## Request
Going through the material below, please gather all lines with the word "this" in them.

## Supplied entries
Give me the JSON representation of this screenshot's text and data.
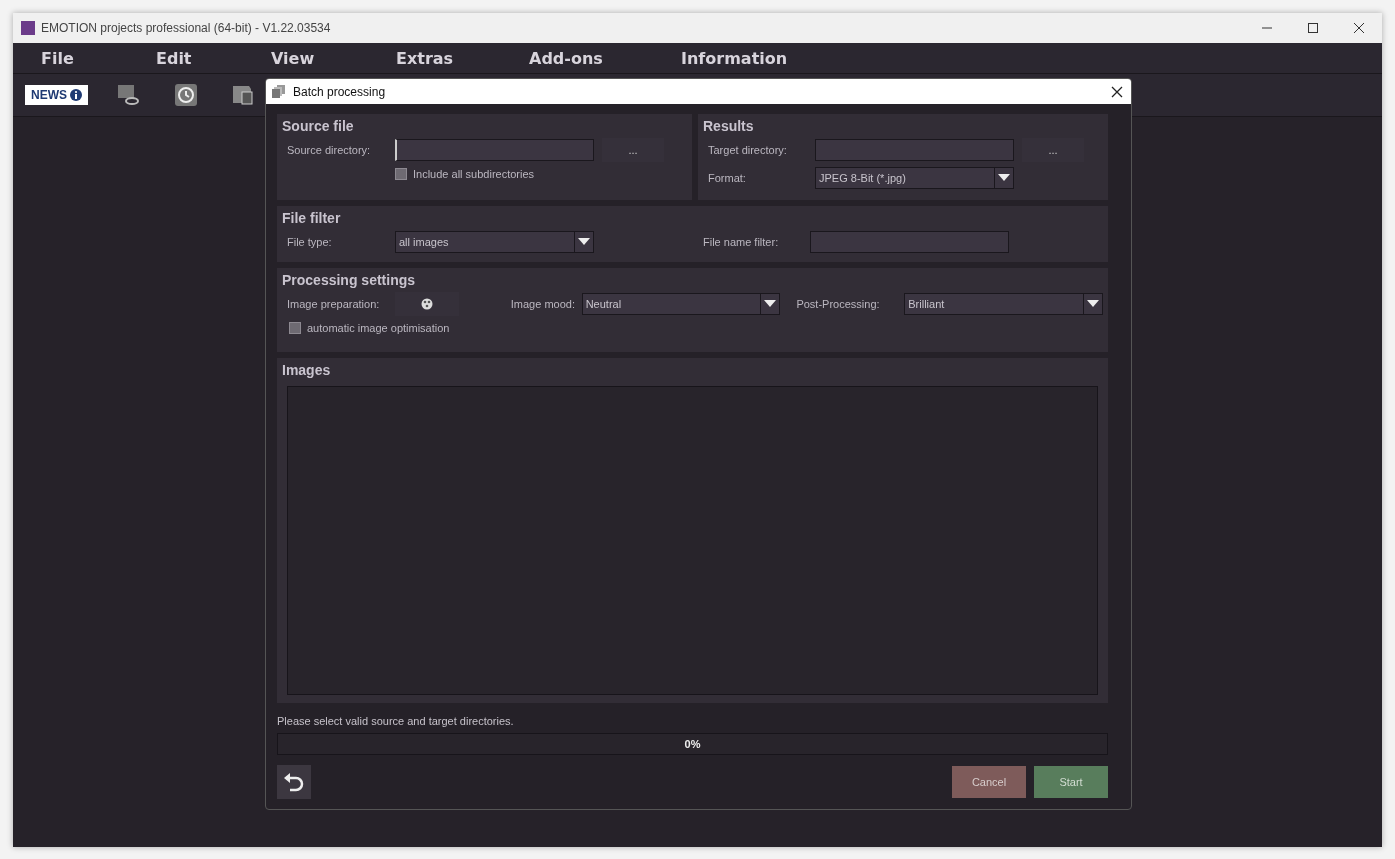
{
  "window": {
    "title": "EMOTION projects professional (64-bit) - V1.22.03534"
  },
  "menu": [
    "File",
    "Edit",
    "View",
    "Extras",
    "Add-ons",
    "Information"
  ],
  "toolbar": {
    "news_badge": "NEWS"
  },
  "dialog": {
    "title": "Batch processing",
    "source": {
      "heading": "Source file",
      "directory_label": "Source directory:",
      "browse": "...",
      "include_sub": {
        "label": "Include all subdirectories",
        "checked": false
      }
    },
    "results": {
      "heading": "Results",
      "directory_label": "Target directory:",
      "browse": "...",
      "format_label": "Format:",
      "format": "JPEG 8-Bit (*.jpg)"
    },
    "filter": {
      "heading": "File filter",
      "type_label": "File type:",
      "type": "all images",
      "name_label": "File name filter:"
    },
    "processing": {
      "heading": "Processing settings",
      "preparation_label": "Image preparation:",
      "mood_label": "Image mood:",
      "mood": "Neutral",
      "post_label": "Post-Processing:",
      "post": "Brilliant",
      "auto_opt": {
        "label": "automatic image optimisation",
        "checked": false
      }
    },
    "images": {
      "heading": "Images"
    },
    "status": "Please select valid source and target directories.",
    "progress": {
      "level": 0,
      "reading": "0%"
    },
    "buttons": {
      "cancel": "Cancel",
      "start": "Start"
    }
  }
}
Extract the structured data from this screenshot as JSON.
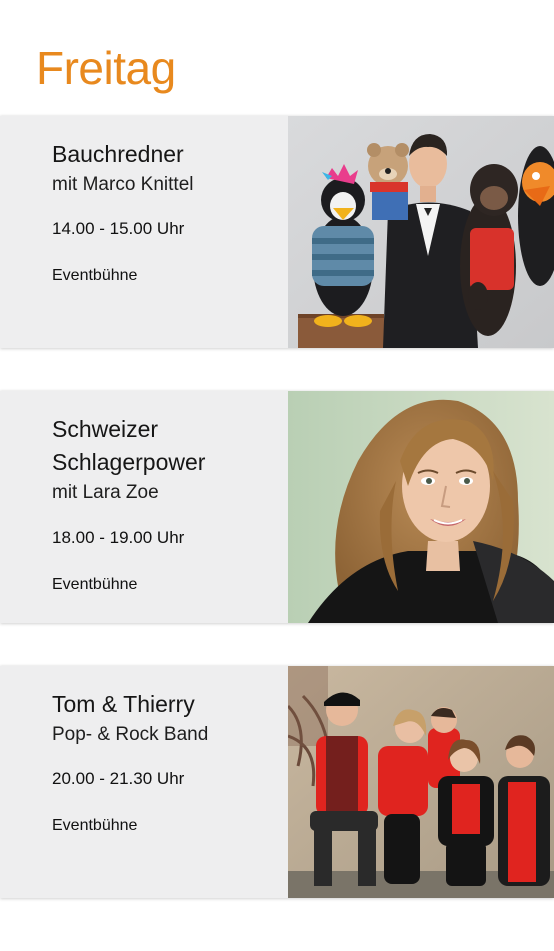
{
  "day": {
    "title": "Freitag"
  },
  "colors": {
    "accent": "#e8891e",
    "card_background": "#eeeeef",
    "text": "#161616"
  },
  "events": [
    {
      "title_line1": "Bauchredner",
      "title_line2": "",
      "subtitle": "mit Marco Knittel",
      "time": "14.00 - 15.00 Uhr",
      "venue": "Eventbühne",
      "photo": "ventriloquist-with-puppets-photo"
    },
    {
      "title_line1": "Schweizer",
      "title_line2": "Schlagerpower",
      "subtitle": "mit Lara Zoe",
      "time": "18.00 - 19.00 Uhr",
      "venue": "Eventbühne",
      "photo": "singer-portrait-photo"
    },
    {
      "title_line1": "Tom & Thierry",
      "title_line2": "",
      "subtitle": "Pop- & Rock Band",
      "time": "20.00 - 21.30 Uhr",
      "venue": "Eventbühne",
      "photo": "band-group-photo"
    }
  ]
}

## Correct output
Give me the JSON representation of this screenshot's text and data.
Extract the structured data from this screenshot as JSON.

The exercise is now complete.